SHORT EXERCISE
Without the pictures, give the entries below again exactly as written.
>> BEGIN RECORDED INFORMATION
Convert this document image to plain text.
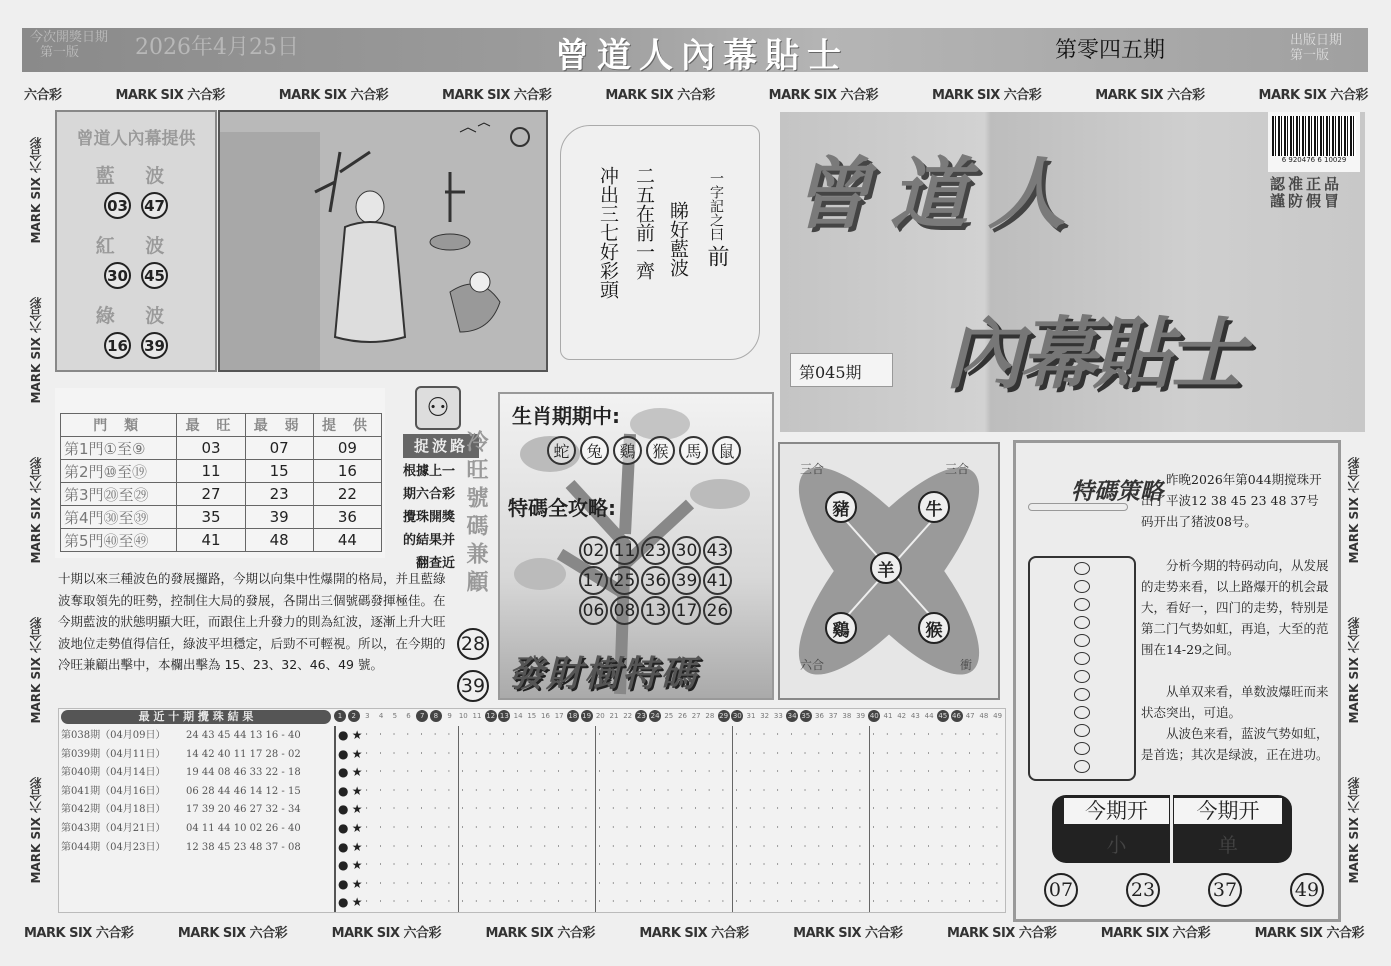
今次開獎日期
第一版	2026年4月25日	曾道人內幕貼士	第零四五期	出版日期
第一版
六合彩	MARK SIX 六合彩	MARK SIX 六合彩	MARK SIX 六合彩	MARK SIX 六合彩	MARK SIX 六合彩	MARK SIX 六合彩	MARK SIX 六合彩	MARK SIX 六合彩
MARK SIX 六合彩	MARK SIX 六合彩	MARK SIX 六合彩	MARK SIX 六合彩	MARK SIX 六合彩	MARK SIX 六合彩	MARK SIX 六合彩	MARK SIX 六合彩	MARK SIX 六合彩
MARK SIX 六合彩
MARK SIX 六合彩
MARK SIX 六合彩
MARK SIX 六合彩
MARK SIX 六合彩
MARK SIX 六合彩
MARK SIX 六合彩
MARK SIX 六合彩
曾道人內幕提供
藍 波
03 47
紅 波
30 45
綠 波
16 39
一字記之曰
前
睇好藍波
二五在前一齊
冲出三七好彩頭 曾道人
內幕貼士
第045期
6 920476 6 10029
認准正品
謹防假冒
門 類	最 旺	最 弱	提 供
第1門①至⑨	03	07	09
第2門⑩至⑲	11	15	16
第3門⑳至㉙	27	23	22
第4門㉚至㊴	35	39	36
第5門㊵至㊾	41	48	44
⚇
捉波路
根據上一期六合彩攪珠開獎的結果并翻查近 冷旺號碼兼顧
28
39
十期以來三種波色的發展攞路，今期以向集中性爆開的格局，并且藍綠波奪取領先的旺勢，控制住大局的發展，各開出三個號碼發揮極佳。在今期藍波的狀態明顯大旺，而跟住上升發力的則為紅波，逐漸上升大旺波地位走勢值得信任，綠波平坦穩定，后勁不可輕視。所以，在今期的冷旺兼顧出擊中，本欄出擊為 15、23、32、46、49 號。
生肖期期中:
蛇	兔	鷄	猴	馬	鼠
特碼全攻略:
02 11 23 30 43
17 25 36 39 41
06 08 13 17 26
發財樹特碼
三合	三合
六合	衝
豬	牛
羊
鷄	猴
特碼策略 昨晚2026年第044期搅珠开出了平波12 38 45 23 48 37号码开出了猪波08号。
分析今期的特码动向，从发展的走势来看，以上路爆开的机会最大，看好一，四门的走势，特别是第二门气势如虹，再追，大至的范围在14-29之间。
从单双来看，单数波爆旺而来状态突出，可追。
从波色来看，蓝波气势如虹，是首选；其次是绿波，正在进功。
今期开	今期开
小	单
07	23	37	49
最 近 十 期 攪 珠 結 果	1	2	3	4	5	6	7	8	9	10 11 12 13 14 15 16 17 18 19 20 21 22 23 24 25 26 27 28 29 30 31 32 33 34 35 36 37 38 39 40 41 42 43 44 45 46 47 48 49
第038期（04月09日） 24 43 45 44 13 16 - 40
第039期（04月11日） 14 42 40 11 17 28 - 02
第040期（04月14日） 19 44 08 46 33 22 - 18
第041期（04月16日） 06 28 44 46 14 12 - 15
第042期（04月18日） 17 39 20 46 27 32 - 34
第043期（04月21日） 04 11 44 10 02 26 - 40
第044期（04月23日） 12 38 45 23 48 37 - 08
● ★ · · · · · · · · · · · · · · · · · · · · · · · · · · · · · · · · · · · · · · · · · · · · · · ·
● ★ · · · · · · · · · · · · · · · · · · · · · · · · · · · · · · · · · · · · · · · · · · · · · · ·
● ★ · · · · · · · · · · · · · · · · · · · · · · · · · · · · · · · · · · · · · · · · · · · · · · ·
● ★ · · · · · · · · · · · · · · · · · · · · · · · · · · · · · · · · · · · · · · · · · · · · · · ·
● ★ · · · · · · · · · · · · · · · · · · · · · · · · · · · · · · · · · · · · · · · · · · · · · · ·
● ★ · · · · · · · · · · · · · · · · · · · · · · · · · · · · · · · · · · · · · · · · · · · · · · ·
● ★ · · · · · · · · · · · · · · · · · · · · · · · · · · · · · · · · · · · · · · · · · · · · · · ·
● ★ · · · · · · · · · · · · · · · · · · · · · · · · · · · · · · · · · · · · · · · · · · · · · · ·
● ★ · · · · · · · · · · · · · · · · · · · · · · · · · · · · · · · · · · · · · · · · · · · · · · ·
● ★ · · · · · · · · · · · · · · · · · · · · · · · · · · · · · · · · · · · · · · · · · · · · · · ·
>> END RECORDED INFORMATION
EXPECTED ANSWER
Convert this document image to plain text.
今次開獎日期
第一版	2026年4月25日	曾道人內幕貼士	第零四五期	出版日期
第一版
六合彩	MARK SIX 六合彩	MARK SIX 六合彩	MARK SIX 六合彩	MARK SIX 六合彩	MARK SIX 六合彩	MARK SIX 六合彩	MARK SIX 六合彩	MARK SIX 六合彩
MARK SIX 六合彩	MARK SIX 六合彩	MARK SIX 六合彩	MARK SIX 六合彩	MARK SIX 六合彩	MARK SIX 六合彩	MARK SIX 六合彩	MARK SIX 六合彩	MARK SIX 六合彩
MARK SIX 六合彩
MARK SIX 六合彩
MARK SIX 六合彩
MARK SIX 六合彩
MARK SIX 六合彩
MARK SIX 六合彩
MARK SIX 六合彩
MARK SIX 六合彩
曾道人內幕提供
藍 波
03 47
紅 波
30 45
綠 波
16 39
一字記之曰
前
睇好藍波
二五在前一齊
冲出三七好彩頭 曾道人
內幕貼士
第045期
6 920476 6 10029
認准正品
謹防假冒
門 類	最 旺	最 弱	提 供
第1門①至⑨	03	07	09
第2門⑩至⑲	11	15	16
第3門⑳至㉙	27	23	22
第4門㉚至㊴	35	39	36
第5門㊵至㊾	41	48	44
⚇
捉波路
根據上一期六合彩攪珠開獎的結果并翻查近 冷旺號碼兼顧
28
39
十期以來三種波色的發展攞路，今期以向集中性爆開的格局，并且藍綠波奪取領先的旺勢，控制住大局的發展，各開出三個號碼發揮極佳。在今期藍波的狀態明顯大旺，而跟住上升發力的則為紅波，逐漸上升大旺波地位走勢值得信任，綠波平坦穩定，后勁不可輕視。所以，在今期的冷旺兼顧出擊中，本欄出擊為 15、23、32、46、49 號。
生肖期期中:
蛇	兔	鷄	猴	馬	鼠
特碼全攻略:
02 11 23 30 43
17 25 36 39 41
06 08 13 17 26
發財樹特碼
三合	三合
六合	衝
豬	牛
羊
鷄	猴
特碼策略 昨晚2026年第044期搅珠开出了平波12 38 45 23 48 37号码开出了猪波08号。
分析今期的特码动向，从发展的走势来看，以上路爆开的机会最大，看好一，四门的走势，特别是第二门气势如虹，再追，大至的范围在14-29之间。
从单双来看，单数波爆旺而来状态突出，可追。
从波色来看，蓝波气势如虹，是首选；其次是绿波，正在进功。
今期开	今期开
小	单
07	23	37	49
最 近 十 期 攪 珠 結 果	1	2	3	4	5	6	7	8	9	10 11 12 13 14 15 16 17 18 19 20 21 22 23 24 25 26 27 28 29 30 31 32 33 34 35 36 37 38 39 40 41 42 43 44 45 46 47 48 49
第038期（04月09日） 24 43 45 44 13 16 - 40
第039期（04月11日） 14 42 40 11 17 28 - 02
第040期（04月14日） 19 44 08 46 33 22 - 18
第041期（04月16日） 06 28 44 46 14 12 - 15
第042期（04月18日） 17 39 20 46 27 32 - 34
第043期（04月21日） 04 11 44 10 02 26 - 40
第044期（04月23日） 12 38 45 23 48 37 - 08
● ★ · · · · · · · · · · · · · · · · · · · · · · · · · · · · · · · · · · · · · · · · · · · · · · ·
● ★ · · · · · · · · · · · · · · · · · · · · · · · · · · · · · · · · · · · · · · · · · · · · · · ·
● ★ · · · · · · · · · · · · · · · · · · · · · · · · · · · · · · · · · · · · · · · · · · · · · · ·
● ★ · · · · · · · · · · · · · · · · · · · · · · · · · · · · · · · · · · · · · · · · · · · · · · ·
● ★ · · · · · · · · · · · · · · · · · · · · · · · · · · · · · · · · · · · · · · · · · · · · · · ·
● ★ · · · · · · · · · · · · · · · · · · · · · · · · · · · · · · · · · · · · · · · · · · · · · · ·
● ★ · · · · · · · · · · · · · · · · · · · · · · · · · · · · · · · · · · · · · · · · · · · · · · ·
● ★ · · · · · · · · · · · · · · · · · · · · · · · · · · · · · · · · · · · · · · · · · · · · · · ·
● ★ · · · · · · · · · · · · · · · · · · · · · · · · · · · · · · · · · · · · · · · · · · · · · · ·
● ★ · · · · · · · · · · · · · · · · · · · · · · · · · · · · · · · · · · · · · · · · · · · · · · ·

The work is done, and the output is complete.